** START ENTRIES PROVIDED **
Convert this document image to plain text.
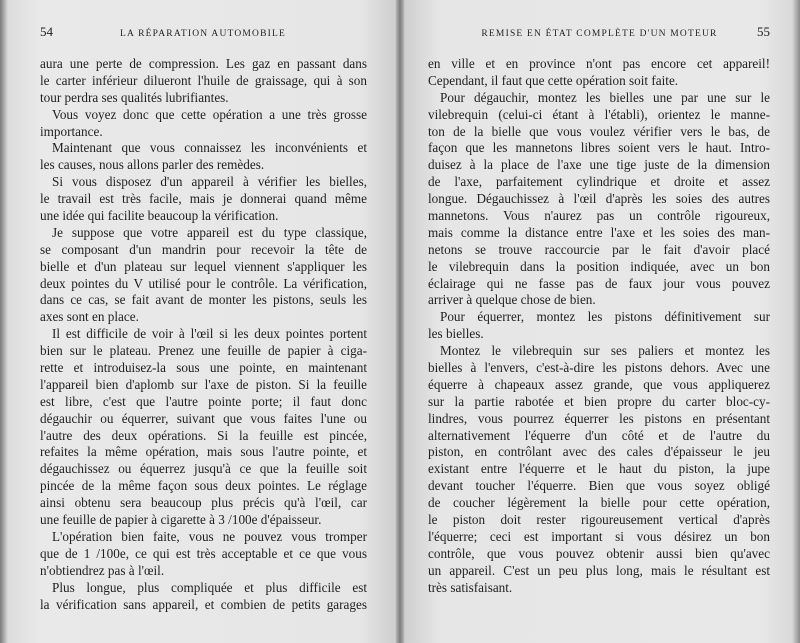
54	LA RÉPARATION AUTOMOBILE
aura une perte de compression. Les gaz en passant dans
le carter inférieur dilueront l'huile de graissage, qui à son
tour perdra ses qualités lubrifiantes.
Vous voyez donc que cette opération a une très grosse
importance.
Maintenant que vous connaissez les inconvénients et
les causes, nous allons parler des remèdes.
Si vous disposez d'un appareil à vérifier les bielles,
le travail est très facile, mais je donnerai quand même
une idée qui facilite beaucoup la vérification.
Je suppose que votre appareil est du type classique,
se composant d'un mandrin pour recevoir la tête de
bielle et d'un plateau sur lequel viennent s'appliquer les
deux pointes du V utilisé pour le contrôle. La vérification,
dans ce cas, se fait avant de monter les pistons, seuls les
axes sont en place.
Il est difficile de voir à l'œil si les deux pointes portent
bien sur le plateau. Prenez une feuille de papier à ciga-
rette et introduisez-la sous une pointe, en maintenant
l'appareil bien d'aplomb sur l'axe de piston. Si la feuille
est libre, c'est que l'autre pointe porte; il faut donc
dégauchir ou équerrer, suivant que vous faites l'une ou
l'autre des deux opérations. Si la feuille est pincée,
refaites la même opération, mais sous l'autre pointe, et
dégauchissez ou équerrez jusqu'à ce que la feuille soit
pincée de la même façon sous deux pointes. Le réglage
ainsi obtenu sera beaucoup plus précis qu'à l'œil, car
une feuille de papier à cigarette à 3 /100e d'épaisseur.
L'opération bien faite, vous ne pouvez vous tromper
que de 1 /100e, ce qui est très acceptable et ce que vous
n'obtiendrez pas à l'œil.
Plus longue, plus compliquée et plus difficile est
la vérification sans appareil, et combien de petits garages
REMISE EN ÉTAT COMPLÈTE D'UN MOTEUR	55
en ville et en province n'ont pas encore cet appareil!
Cependant, il faut que cette opération soit faite.
Pour dégauchir, montez les bielles une par une sur le
vilebrequin (celui-ci étant à l'établi), orientez le manne-
ton de la bielle que vous voulez vérifier vers le bas, de
façon que les mannetons libres soient vers le haut. Intro-
duisez à la place de l'axe une tige juste de la dimension
de l'axe, parfaitement cylindrique et droite et assez
longue. Dégauchissez à l'œil d'après les soies des autres
mannetons. Vous n'aurez pas un contrôle rigoureux,
mais comme la distance entre l'axe et les soies des man-
netons se trouve raccourcie par le fait d'avoir placé
le vilebrequin dans la position indiquée, avec un bon
éclairage qui ne fasse pas de faux jour vous pouvez
arriver à quelque chose de bien.
Pour équerrer, montez les pistons définitivement sur
les bielles.
Montez le vilebrequin sur ses paliers et montez les
bielles à l'envers, c'est-à-dire les pistons dehors. Avec une
équerre à chapeaux assez grande, que vous appliquerez
sur la partie rabotée et bien propre du carter bloc-cy-
lindres, vous pourrez équerrer les pistons en présentant
alternativement l'équerre d'un côté et de l'autre du
piston, en contrôlant avec des cales d'épaisseur le jeu
existant entre l'équerre et le haut du piston, la jupe
devant toucher l'équerre. Bien que vous soyez obligé
de coucher légèrement la bielle pour cette opération,
le piston doit rester rigoureusement vertical d'après
l'équerre; ceci est important si vous désirez un bon
contrôle, que vous pouvez obtenir aussi bien qu'avec
un appareil. C'est un peu plus long, mais le résultant est
très satisfaisant.
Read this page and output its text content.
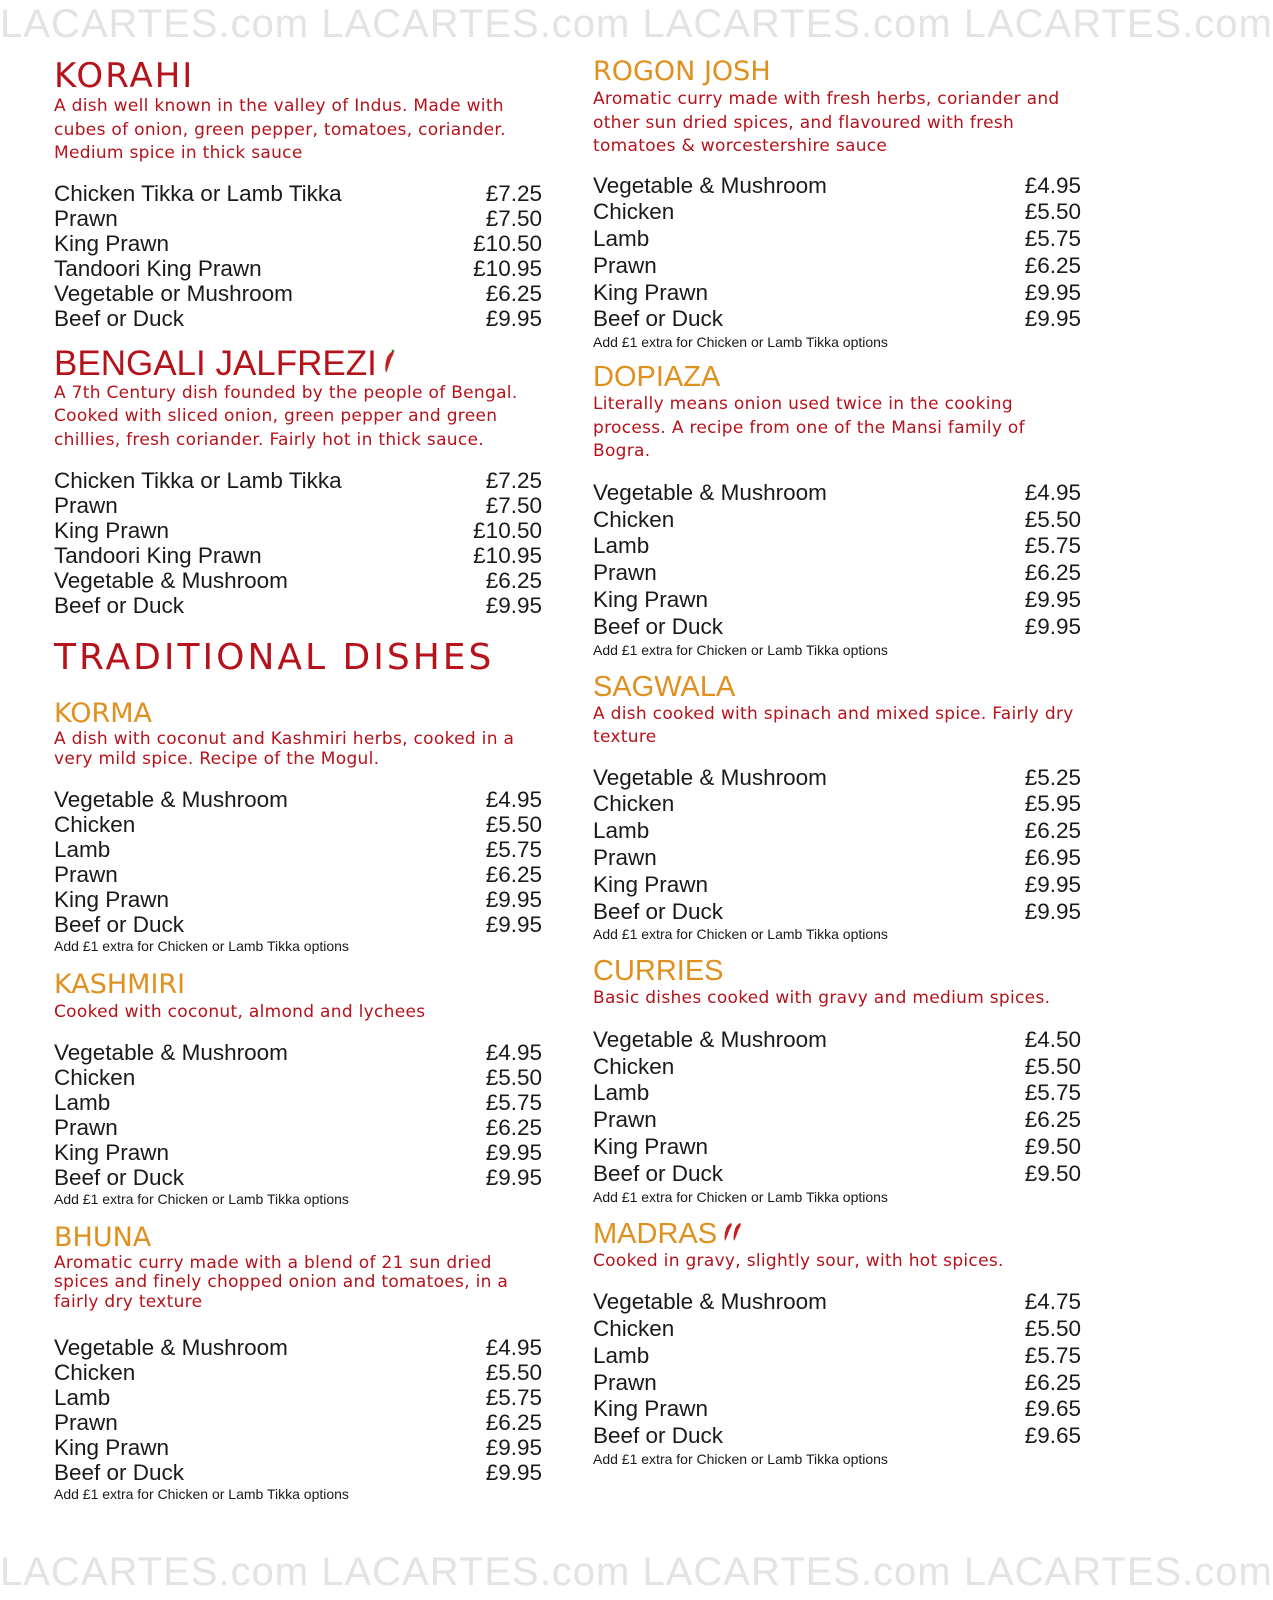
LACARTES.com LACARTES.com LACARTES.com LACARTES.com
KORAHI

A dish well known in the valley of Indus. Made with cubes of onion, green pepper, tomatoes, coriander. Medium spice in thick sauce

Chicken Tikka or Lamb Tikka	£7.25
Prawn	£7.50
King Prawn	£10.50
Tandoori King Prawn	£10.95
Vegetable or Mushroom	£6.25
Beef or Duck	£9.95
BENGALI JALFREZI

A 7th Century dish founded by the people of Bengal. Cooked with sliced onion, green pepper and green chillies, fresh coriander. Fairly hot in thick sauce.

Chicken Tikka or Lamb Tikka	£7.25
Prawn	£7.50
King Prawn	£10.50
Tandoori King Prawn	£10.95
Vegetable & Mushroom	£6.25
Beef or Duck	£9.95
TRADITIONAL DISHES
KORMA

A dish with coconut and Kashmiri herbs, cooked in a very mild spice. Recipe of the Mogul.

Vegetable & Mushroom	£4.95
Chicken	£5.50
Lamb	£5.75
Prawn	£6.25
King Prawn	£9.95
Beef or Duck	£9.95

Add £1 extra for Chicken or Lamb Tikka options

KASHMIRI

Cooked with coconut, almond and lychees

Vegetable & Mushroom	£4.95
Chicken	£5.50
Lamb	£5.75
Prawn	£6.25
King Prawn	£9.95
Beef or Duck	£9.95

Add £1 extra for Chicken or Lamb Tikka options

BHUNA

Aromatic curry made with a blend of 21 sun dried spices and finely chopped onion and tomatoes, in a fairly dry texture

Vegetable & Mushroom	£4.95
Chicken	£5.50
Lamb	£5.75
Prawn	£6.25
King Prawn	£9.95
Beef or Duck	£9.95

Add £1 extra for Chicken or Lamb Tikka options

ROGON JOSH

Aromatic curry made with fresh herbs, coriander and other sun dried spices, and flavoured with fresh tomatoes & worcestershire sauce

Vegetable & Mushroom	£4.95
Chicken	£5.50
Lamb	£5.75
Prawn	£6.25
King Prawn	£9.95
Beef or Duck	£9.95

Add £1 extra for Chicken or Lamb Tikka options

DOPIAZA

Literally means onion used twice in the cooking process. A recipe from one of the Mansi family of Bogra.

Vegetable & Mushroom	£4.95
Chicken	£5.50
Lamb	£5.75
Prawn	£6.25
King Prawn	£9.95
Beef or Duck	£9.95

Add £1 extra for Chicken or Lamb Tikka options

SAGWALA

A dish cooked with spinach and mixed spice. Fairly dry texture

Vegetable & Mushroom	£5.25
Chicken	£5.95
Lamb	£6.25
Prawn	£6.95
King Prawn	£9.95
Beef or Duck	£9.95

Add £1 extra for Chicken or Lamb Tikka options

CURRIES

Basic dishes cooked with gravy and medium spices.

Vegetable & Mushroom	£4.50
Chicken	£5.50
Lamb	£5.75
Prawn	£6.25
King Prawn	£9.50
Beef or Duck	£9.50

Add £1 extra for Chicken or Lamb Tikka options

MADRAS

Cooked in gravy, slightly sour, with hot spices.

Vegetable & Mushroom	£4.75
Chicken	£5.50
Lamb	£5.75
Prawn	£6.25
King Prawn	£9.65
Beef or Duck	£9.65

Add £1 extra for Chicken or Lamb Tikka options

LACARTES.com LACARTES.com LACARTES.com LACARTES.com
** END ENTRIES PROVIDED **
SET PROBLEM.
Print each entry shown above with exact wording and no pictures.

EXERCISE OUTPUT.
Convert this document image to plain text.
54	LA RÉPARATION AUTOMOBILE
aura une perte de compression. Les gaz en passant dans
le carter inférieur dilueront l'huile de graissage, qui à son
tour perdra ses qualités lubrifiantes.
Vous voyez donc que cette opération a une très grosse
importance.
Maintenant que vous connaissez les inconvénients et
les causes, nous allons parler des remèdes.
Si vous disposez d'un appareil à vérifier les bielles,
le travail est très facile, mais je donnerai quand même
une idée qui facilite beaucoup la vérification.
Je suppose que votre appareil est du type classique,
se composant d'un mandrin pour recevoir la tête de
bielle et d'un plateau sur lequel viennent s'appliquer les
deux pointes du V utilisé pour le contrôle. La vérification,
dans ce cas, se fait avant de monter les pistons, seuls les
axes sont en place.
Il est difficile de voir à l'œil si les deux pointes portent
bien sur le plateau. Prenez une feuille de papier à ciga-
rette et introduisez-la sous une pointe, en maintenant
l'appareil bien d'aplomb sur l'axe de piston. Si la feuille
est libre, c'est que l'autre pointe porte; il faut donc
dégauchir ou équerrer, suivant que vous faites l'une ou
l'autre des deux opérations. Si la feuille est pincée,
refaites la même opération, mais sous l'autre pointe, et
dégauchissez ou équerrez jusqu'à ce que la feuille soit
pincée de la même façon sous deux pointes. Le réglage
ainsi obtenu sera beaucoup plus précis qu'à l'œil, car
une feuille de papier à cigarette à 3 /100e d'épaisseur.
L'opération bien faite, vous ne pouvez vous tromper
que de 1 /100e, ce qui est très acceptable et ce que vous
n'obtiendrez pas à l'œil.
Plus longue, plus compliquée et plus difficile est
la vérification sans appareil, et combien de petits garages
REMISE EN ÉTAT COMPLÈTE D'UN MOTEUR	55
en ville et en province n'ont pas encore cet appareil!
Cependant, il faut que cette opération soit faite.
Pour dégauchir, montez les bielles une par une sur le
vilebrequin (celui-ci étant à l'établi), orientez le manne-
ton de la bielle que vous voulez vérifier vers le bas, de
façon que les mannetons libres soient vers le haut. Intro-
duisez à la place de l'axe une tige juste de la dimension
de l'axe, parfaitement cylindrique et droite et assez
longue. Dégauchissez à l'œil d'après les soies des autres
mannetons. Vous n'aurez pas un contrôle rigoureux,
mais comme la distance entre l'axe et les soies des man-
netons se trouve raccourcie par le fait d'avoir placé
le vilebrequin dans la position indiquée, avec un bon
éclairage qui ne fasse pas de faux jour vous pouvez
arriver à quelque chose de bien.
Pour équerrer, montez les pistons définitivement sur
les bielles.
Montez le vilebrequin sur ses paliers et montez les
bielles à l'envers, c'est-à-dire les pistons dehors. Avec une
équerre à chapeaux assez grande, que vous appliquerez
sur la partie rabotée et bien propre du carter bloc-cy-
lindres, vous pourrez équerrer les pistons en présentant
alternativement l'équerre d'un côté et de l'autre du
piston, en contrôlant avec des cales d'épaisseur le jeu
existant entre l'équerre et le haut du piston, la jupe
devant toucher l'équerre. Bien que vous soyez obligé
de coucher légèrement la bielle pour cette opération,
le piston doit rester rigoureusement vertical d'après
l'équerre; ceci est important si vous désirez un bon
contrôle, que vous pouvez obtenir aussi bien qu'avec
un appareil. C'est un peu plus long, mais le résultant est
très satisfaisant.
Read this page and output its text content.
LACARTES.com LACARTES.com LACARTES.com LACARTES.com
KORAHI

A dish well known in the valley of Indus. Made with cubes of onion, green pepper, tomatoes, coriander. Medium spice in thick sauce

Chicken Tikka or Lamb Tikka	£7.25
Prawn	£7.50
King Prawn	£10.50
Tandoori King Prawn	£10.95
Vegetable or Mushroom	£6.25
Beef or Duck	£9.95
BENGALI JALFREZI

A 7th Century dish founded by the people of Bengal. Cooked with sliced onion, green pepper and green chillies, fresh coriander. Fairly hot in thick sauce.

Chicken Tikka or Lamb Tikka	£7.25
Prawn	£7.50
King Prawn	£10.50
Tandoori King Prawn	£10.95
Vegetable & Mushroom	£6.25
Beef or Duck	£9.95
TRADITIONAL DISHES
KORMA

A dish with coconut and Kashmiri herbs, cooked in a very mild spice. Recipe of the Mogul.

Vegetable & Mushroom	£4.95
Chicken	£5.50
Lamb	£5.75
Prawn	£6.25
King Prawn	£9.95
Beef or Duck	£9.95

Add £1 extra for Chicken or Lamb Tikka options

KASHMIRI

Cooked with coconut, almond and lychees

Vegetable & Mushroom	£4.95
Chicken	£5.50
Lamb	£5.75
Prawn	£6.25
King Prawn	£9.95
Beef or Duck	£9.95

Add £1 extra for Chicken or Lamb Tikka options

BHUNA

Aromatic curry made with a blend of 21 sun dried spices and finely chopped onion and tomatoes, in a fairly dry texture

Vegetable & Mushroom	£4.95
Chicken	£5.50
Lamb	£5.75
Prawn	£6.25
King Prawn	£9.95
Beef or Duck	£9.95

Add £1 extra for Chicken or Lamb Tikka options

ROGON JOSH

Aromatic curry made with fresh herbs, coriander and other sun dried spices, and flavoured with fresh tomatoes & worcestershire sauce

Vegetable & Mushroom	£4.95
Chicken	£5.50
Lamb	£5.75
Prawn	£6.25
King Prawn	£9.95
Beef or Duck	£9.95

Add £1 extra for Chicken or Lamb Tikka options

DOPIAZA

Literally means onion used twice in the cooking process. A recipe from one of the Mansi family of Bogra.

Vegetable & Mushroom	£4.95
Chicken	£5.50
Lamb	£5.75
Prawn	£6.25
King Prawn	£9.95
Beef or Duck	£9.95

Add £1 extra for Chicken or Lamb Tikka options

SAGWALA

A dish cooked with spinach and mixed spice. Fairly dry texture

Vegetable & Mushroom	£5.25
Chicken	£5.95
Lamb	£6.25
Prawn	£6.95
King Prawn	£9.95
Beef or Duck	£9.95

Add £1 extra for Chicken or Lamb Tikka options

CURRIES

Basic dishes cooked with gravy and medium spices.

Vegetable & Mushroom	£4.50
Chicken	£5.50
Lamb	£5.75
Prawn	£6.25
King Prawn	£9.50
Beef or Duck	£9.50

Add £1 extra for Chicken or Lamb Tikka options

MADRAS

Cooked in gravy, slightly sour, with hot spices.

Vegetable & Mushroom	£4.75
Chicken	£5.50
Lamb	£5.75
Prawn	£6.25
King Prawn	£9.65
Beef or Duck	£9.65

Add £1 extra for Chicken or Lamb Tikka options

LACARTES.com LACARTES.com LACARTES.com LACARTES.com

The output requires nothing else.